What to work on: Copy every line of the data exactly, leaving nothing out.

Raw records:
++++

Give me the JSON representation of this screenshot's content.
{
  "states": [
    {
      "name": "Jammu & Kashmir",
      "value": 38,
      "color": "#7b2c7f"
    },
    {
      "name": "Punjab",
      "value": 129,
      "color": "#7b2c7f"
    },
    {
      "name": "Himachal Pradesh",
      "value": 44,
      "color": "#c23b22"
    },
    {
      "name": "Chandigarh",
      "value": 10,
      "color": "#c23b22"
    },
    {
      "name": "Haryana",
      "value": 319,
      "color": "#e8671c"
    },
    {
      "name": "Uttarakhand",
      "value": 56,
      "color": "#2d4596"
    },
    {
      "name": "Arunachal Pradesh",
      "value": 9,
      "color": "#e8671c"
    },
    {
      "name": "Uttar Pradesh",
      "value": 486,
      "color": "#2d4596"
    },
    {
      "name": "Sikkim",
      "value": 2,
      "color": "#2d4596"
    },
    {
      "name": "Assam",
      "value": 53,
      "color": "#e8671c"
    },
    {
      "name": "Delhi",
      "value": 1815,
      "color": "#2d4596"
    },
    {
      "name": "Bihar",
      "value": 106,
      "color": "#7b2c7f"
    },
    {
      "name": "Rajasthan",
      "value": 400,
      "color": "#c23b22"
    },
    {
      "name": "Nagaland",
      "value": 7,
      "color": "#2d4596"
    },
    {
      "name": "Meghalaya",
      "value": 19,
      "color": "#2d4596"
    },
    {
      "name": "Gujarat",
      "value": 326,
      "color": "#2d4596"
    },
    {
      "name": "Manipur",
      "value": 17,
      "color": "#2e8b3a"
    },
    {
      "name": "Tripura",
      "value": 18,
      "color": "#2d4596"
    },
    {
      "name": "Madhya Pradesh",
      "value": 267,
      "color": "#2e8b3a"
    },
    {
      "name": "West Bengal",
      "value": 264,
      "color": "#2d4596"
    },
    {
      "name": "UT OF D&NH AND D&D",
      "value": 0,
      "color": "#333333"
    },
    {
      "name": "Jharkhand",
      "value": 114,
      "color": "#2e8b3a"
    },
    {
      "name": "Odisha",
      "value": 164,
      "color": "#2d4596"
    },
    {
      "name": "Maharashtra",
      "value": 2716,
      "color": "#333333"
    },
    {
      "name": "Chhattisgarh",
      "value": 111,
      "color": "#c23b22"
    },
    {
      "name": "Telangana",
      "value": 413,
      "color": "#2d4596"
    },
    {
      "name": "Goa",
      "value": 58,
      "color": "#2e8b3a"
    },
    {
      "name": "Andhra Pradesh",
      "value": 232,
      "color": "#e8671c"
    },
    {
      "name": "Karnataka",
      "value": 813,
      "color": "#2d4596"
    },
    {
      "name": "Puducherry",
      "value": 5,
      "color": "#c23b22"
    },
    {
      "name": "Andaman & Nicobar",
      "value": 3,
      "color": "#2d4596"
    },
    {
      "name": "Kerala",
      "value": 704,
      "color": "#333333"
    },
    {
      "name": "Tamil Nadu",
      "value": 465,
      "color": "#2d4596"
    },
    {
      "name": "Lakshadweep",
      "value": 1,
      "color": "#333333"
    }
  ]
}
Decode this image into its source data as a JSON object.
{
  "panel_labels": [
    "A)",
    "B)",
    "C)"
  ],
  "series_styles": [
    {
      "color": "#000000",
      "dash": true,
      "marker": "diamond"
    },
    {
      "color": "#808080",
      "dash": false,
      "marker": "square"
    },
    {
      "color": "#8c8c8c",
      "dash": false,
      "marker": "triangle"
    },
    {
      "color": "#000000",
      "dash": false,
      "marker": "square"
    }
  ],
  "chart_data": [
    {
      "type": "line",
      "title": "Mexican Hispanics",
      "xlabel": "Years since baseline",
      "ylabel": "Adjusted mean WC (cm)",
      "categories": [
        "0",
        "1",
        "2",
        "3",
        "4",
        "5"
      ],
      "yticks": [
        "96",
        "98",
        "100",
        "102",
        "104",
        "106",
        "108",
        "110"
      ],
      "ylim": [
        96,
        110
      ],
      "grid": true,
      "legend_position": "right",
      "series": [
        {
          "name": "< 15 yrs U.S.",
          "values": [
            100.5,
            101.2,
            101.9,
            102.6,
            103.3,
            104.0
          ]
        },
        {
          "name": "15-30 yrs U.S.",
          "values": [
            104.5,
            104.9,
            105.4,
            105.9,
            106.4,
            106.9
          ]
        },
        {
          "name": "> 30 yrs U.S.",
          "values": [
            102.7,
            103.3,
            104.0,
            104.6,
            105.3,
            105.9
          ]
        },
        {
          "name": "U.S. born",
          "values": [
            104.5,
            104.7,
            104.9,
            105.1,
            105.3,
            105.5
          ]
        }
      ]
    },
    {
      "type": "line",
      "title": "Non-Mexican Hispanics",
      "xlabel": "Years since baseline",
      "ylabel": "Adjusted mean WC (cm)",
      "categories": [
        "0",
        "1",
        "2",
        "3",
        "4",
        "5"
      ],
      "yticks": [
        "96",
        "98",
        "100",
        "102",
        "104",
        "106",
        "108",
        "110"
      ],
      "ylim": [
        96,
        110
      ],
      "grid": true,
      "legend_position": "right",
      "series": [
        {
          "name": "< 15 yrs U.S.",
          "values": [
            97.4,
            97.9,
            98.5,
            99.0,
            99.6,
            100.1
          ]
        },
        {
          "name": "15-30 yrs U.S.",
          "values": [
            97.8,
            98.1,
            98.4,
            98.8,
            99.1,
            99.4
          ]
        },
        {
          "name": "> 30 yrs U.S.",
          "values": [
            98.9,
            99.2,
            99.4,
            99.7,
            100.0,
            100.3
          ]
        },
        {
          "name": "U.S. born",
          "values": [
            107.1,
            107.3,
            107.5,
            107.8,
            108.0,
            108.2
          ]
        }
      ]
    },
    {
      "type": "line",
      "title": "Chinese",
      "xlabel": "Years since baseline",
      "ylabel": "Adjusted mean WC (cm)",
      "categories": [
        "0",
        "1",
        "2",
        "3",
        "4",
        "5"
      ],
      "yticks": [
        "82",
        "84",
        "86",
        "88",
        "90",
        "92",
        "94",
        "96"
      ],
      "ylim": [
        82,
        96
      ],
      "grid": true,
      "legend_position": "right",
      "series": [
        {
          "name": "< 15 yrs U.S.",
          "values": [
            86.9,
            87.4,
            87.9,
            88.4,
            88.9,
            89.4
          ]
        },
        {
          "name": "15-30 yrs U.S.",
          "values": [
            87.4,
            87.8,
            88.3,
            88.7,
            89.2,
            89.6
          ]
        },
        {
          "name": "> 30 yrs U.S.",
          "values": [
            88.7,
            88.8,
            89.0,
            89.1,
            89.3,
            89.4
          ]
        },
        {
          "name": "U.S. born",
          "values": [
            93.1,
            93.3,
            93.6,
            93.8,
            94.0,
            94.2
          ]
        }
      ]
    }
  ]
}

++++

Output for this task:
Give me the JSON representation of this screenshot's content.
{
  "states": [
    {
      "name": "Jammu & Kashmir",
      "value": 38,
      "color": "#7b2c7f"
    },
    {
      "name": "Punjab",
      "value": 129,
      "color": "#7b2c7f"
    },
    {
      "name": "Himachal Pradesh",
      "value": 44,
      "color": "#c23b22"
    },
    {
      "name": "Chandigarh",
      "value": 10,
      "color": "#c23b22"
    },
    {
      "name": "Haryana",
      "value": 319,
      "color": "#e8671c"
    },
    {
      "name": "Uttarakhand",
      "value": 56,
      "color": "#2d4596"
    },
    {
      "name": "Arunachal Pradesh",
      "value": 9,
      "color": "#e8671c"
    },
    {
      "name": "Uttar Pradesh",
      "value": 486,
      "color": "#2d4596"
    },
    {
      "name": "Sikkim",
      "value": 2,
      "color": "#2d4596"
    },
    {
      "name": "Assam",
      "value": 53,
      "color": "#e8671c"
    },
    {
      "name": "Delhi",
      "value": 1815,
      "color": "#2d4596"
    },
    {
      "name": "Bihar",
      "value": 106,
      "color": "#7b2c7f"
    },
    {
      "name": "Rajasthan",
      "value": 400,
      "color": "#c23b22"
    },
    {
      "name": "Nagaland",
      "value": 7,
      "color": "#2d4596"
    },
    {
      "name": "Meghalaya",
      "value": 19,
      "color": "#2d4596"
    },
    {
      "name": "Gujarat",
      "value": 326,
      "color": "#2d4596"
    },
    {
      "name": "Manipur",
      "value": 17,
      "color": "#2e8b3a"
    },
    {
      "name": "Tripura",
      "value": 18,
      "color": "#2d4596"
    },
    {
      "name": "Madhya Pradesh",
      "value": 267,
      "color": "#2e8b3a"
    },
    {
      "name": "West Bengal",
      "value": 264,
      "color": "#2d4596"
    },
    {
      "name": "UT OF D&NH AND D&D",
      "value": 0,
      "color": "#333333"
    },
    {
      "name": "Jharkhand",
      "value": 114,
      "color": "#2e8b3a"
    },
    {
      "name": "Odisha",
      "value": 164,
      "color": "#2d4596"
    },
    {
      "name": "Maharashtra",
      "value": 2716,
      "color": "#333333"
    },
    {
      "name": "Chhattisgarh",
      "value": 111,
      "color": "#c23b22"
    },
    {
      "name": "Telangana",
      "value": 413,
      "color": "#2d4596"
    },
    {
      "name": "Goa",
      "value": 58,
      "color": "#2e8b3a"
    },
    {
      "name": "Andhra Pradesh",
      "value": 232,
      "color": "#e8671c"
    },
    {
      "name": "Karnataka",
      "value": 813,
      "color": "#2d4596"
    },
    {
      "name": "Puducherry",
      "value": 5,
      "color": "#c23b22"
    },
    {
      "name": "Andaman & Nicobar",
      "value": 3,
      "color": "#2d4596"
    },
    {
      "name": "Kerala",
      "value": 704,
      "color": "#333333"
    },
    {
      "name": "Tamil Nadu",
      "value": 465,
      "color": "#2d4596"
    },
    {
      "name": "Lakshadweep",
      "value": 1,
      "color": "#333333"
    }
  ]
}
Decode this image into its source data as a JSON object.
{
  "panel_labels": [
    "A)",
    "B)",
    "C)"
  ],
  "series_styles": [
    {
      "color": "#000000",
      "dash": true,
      "marker": "diamond"
    },
    {
      "color": "#808080",
      "dash": false,
      "marker": "square"
    },
    {
      "color": "#8c8c8c",
      "dash": false,
      "marker": "triangle"
    },
    {
      "color": "#000000",
      "dash": false,
      "marker": "square"
    }
  ],
  "chart_data": [
    {
      "type": "line",
      "title": "Mexican Hispanics",
      "xlabel": "Years since baseline",
      "ylabel": "Adjusted mean WC (cm)",
      "categories": [
        "0",
        "1",
        "2",
        "3",
        "4",
        "5"
      ],
      "yticks": [
        "96",
        "98",
        "100",
        "102",
        "104",
        "106",
        "108",
        "110"
      ],
      "ylim": [
        96,
        110
      ],
      "grid": true,
      "legend_position": "right",
      "series": [
        {
          "name": "< 15 yrs U.S.",
          "values": [
            100.5,
            101.2,
            101.9,
            102.6,
            103.3,
            104.0
          ]
        },
        {
          "name": "15-30 yrs U.S.",
          "values": [
            104.5,
            104.9,
            105.4,
            105.9,
            106.4,
            106.9
          ]
        },
        {
          "name": "> 30 yrs U.S.",
          "values": [
            102.7,
            103.3,
            104.0,
            104.6,
            105.3,
            105.9
          ]
        },
        {
          "name": "U.S. born",
          "values": [
            104.5,
            104.7,
            104.9,
            105.1,
            105.3,
            105.5
          ]
        }
      ]
    },
    {
      "type": "line",
      "title": "Non-Mexican Hispanics",
      "xlabel": "Years since baseline",
      "ylabel": "Adjusted mean WC (cm)",
      "categories": [
        "0",
        "1",
        "2",
        "3",
        "4",
        "5"
      ],
      "yticks": [
        "96",
        "98",
        "100",
        "102",
        "104",
        "106",
        "108",
        "110"
      ],
      "ylim": [
        96,
        110
      ],
      "grid": true,
      "legend_position": "right",
      "series": [
        {
          "name": "< 15 yrs U.S.",
          "values": [
            97.4,
            97.9,
            98.5,
            99.0,
            99.6,
            100.1
          ]
        },
        {
          "name": "15-30 yrs U.S.",
          "values": [
            97.8,
            98.1,
            98.4,
            98.8,
            99.1,
            99.4
          ]
        },
        {
          "name": "> 30 yrs U.S.",
          "values": [
            98.9,
            99.2,
            99.4,
            99.7,
            100.0,
            100.3
          ]
        },
        {
          "name": "U.S. born",
          "values": [
            107.1,
            107.3,
            107.5,
            107.8,
            108.0,
            108.2
          ]
        }
      ]
    },
    {
      "type": "line",
      "title": "Chinese",
      "xlabel": "Years since baseline",
      "ylabel": "Adjusted mean WC (cm)",
      "categories": [
        "0",
        "1",
        "2",
        "3",
        "4",
        "5"
      ],
      "yticks": [
        "82",
        "84",
        "86",
        "88",
        "90",
        "92",
        "94",
        "96"
      ],
      "ylim": [
        82,
        96
      ],
      "grid": true,
      "legend_position": "right",
      "series": [
        {
          "name": "< 15 yrs U.S.",
          "values": [
            86.9,
            87.4,
            87.9,
            88.4,
            88.9,
            89.4
          ]
        },
        {
          "name": "15-30 yrs U.S.",
          "values": [
            87.4,
            87.8,
            88.3,
            88.7,
            89.2,
            89.6
          ]
        },
        {
          "name": "> 30 yrs U.S.",
          "values": [
            88.7,
            88.8,
            89.0,
            89.1,
            89.3,
            89.4
          ]
        },
        {
          "name": "U.S. born",
          "values": [
            93.1,
            93.3,
            93.6,
            93.8,
            94.0,
            94.2
          ]
        }
      ]
    }
  ]
}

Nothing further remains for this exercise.